— start LISTED ENTRIES —

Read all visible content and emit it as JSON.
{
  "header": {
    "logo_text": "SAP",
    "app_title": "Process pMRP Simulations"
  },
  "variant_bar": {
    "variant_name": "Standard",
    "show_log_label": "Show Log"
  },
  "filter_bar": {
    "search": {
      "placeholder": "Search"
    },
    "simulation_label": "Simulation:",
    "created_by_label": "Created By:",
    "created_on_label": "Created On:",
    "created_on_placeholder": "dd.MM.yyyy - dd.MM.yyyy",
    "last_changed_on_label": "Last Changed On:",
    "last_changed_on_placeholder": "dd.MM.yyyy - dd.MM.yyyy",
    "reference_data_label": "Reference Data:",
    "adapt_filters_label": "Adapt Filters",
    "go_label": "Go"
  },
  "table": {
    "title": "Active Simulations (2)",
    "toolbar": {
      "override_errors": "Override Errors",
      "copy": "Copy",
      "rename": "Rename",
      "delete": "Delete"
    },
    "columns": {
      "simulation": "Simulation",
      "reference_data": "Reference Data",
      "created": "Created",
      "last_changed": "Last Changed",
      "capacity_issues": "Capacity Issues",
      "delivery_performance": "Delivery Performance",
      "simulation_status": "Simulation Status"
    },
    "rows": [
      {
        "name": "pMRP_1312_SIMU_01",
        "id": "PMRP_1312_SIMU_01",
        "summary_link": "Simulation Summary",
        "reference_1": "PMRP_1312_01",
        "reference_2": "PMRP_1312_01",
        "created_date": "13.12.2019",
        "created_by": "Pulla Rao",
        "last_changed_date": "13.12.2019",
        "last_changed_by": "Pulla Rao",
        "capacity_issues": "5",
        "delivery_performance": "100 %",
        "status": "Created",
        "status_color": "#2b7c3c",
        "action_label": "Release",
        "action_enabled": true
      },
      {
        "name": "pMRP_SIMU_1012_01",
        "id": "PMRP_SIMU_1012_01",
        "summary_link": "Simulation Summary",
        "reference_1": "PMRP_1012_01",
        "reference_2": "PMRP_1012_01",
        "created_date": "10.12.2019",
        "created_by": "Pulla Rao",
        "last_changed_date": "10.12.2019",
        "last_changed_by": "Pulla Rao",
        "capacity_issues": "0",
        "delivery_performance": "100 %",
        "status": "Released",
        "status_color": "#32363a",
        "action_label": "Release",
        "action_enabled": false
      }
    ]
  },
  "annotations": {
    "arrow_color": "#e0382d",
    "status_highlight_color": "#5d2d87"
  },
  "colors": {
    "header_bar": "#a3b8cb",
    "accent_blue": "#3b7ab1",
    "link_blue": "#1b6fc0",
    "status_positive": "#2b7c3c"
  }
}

— end LISTED ENTRIES —

All lines holding the word "Data" should be picked out and copied.

[TASK RESULT]
    "reference_data_label": "Reference Data:",
      "reference_data": "Reference Data",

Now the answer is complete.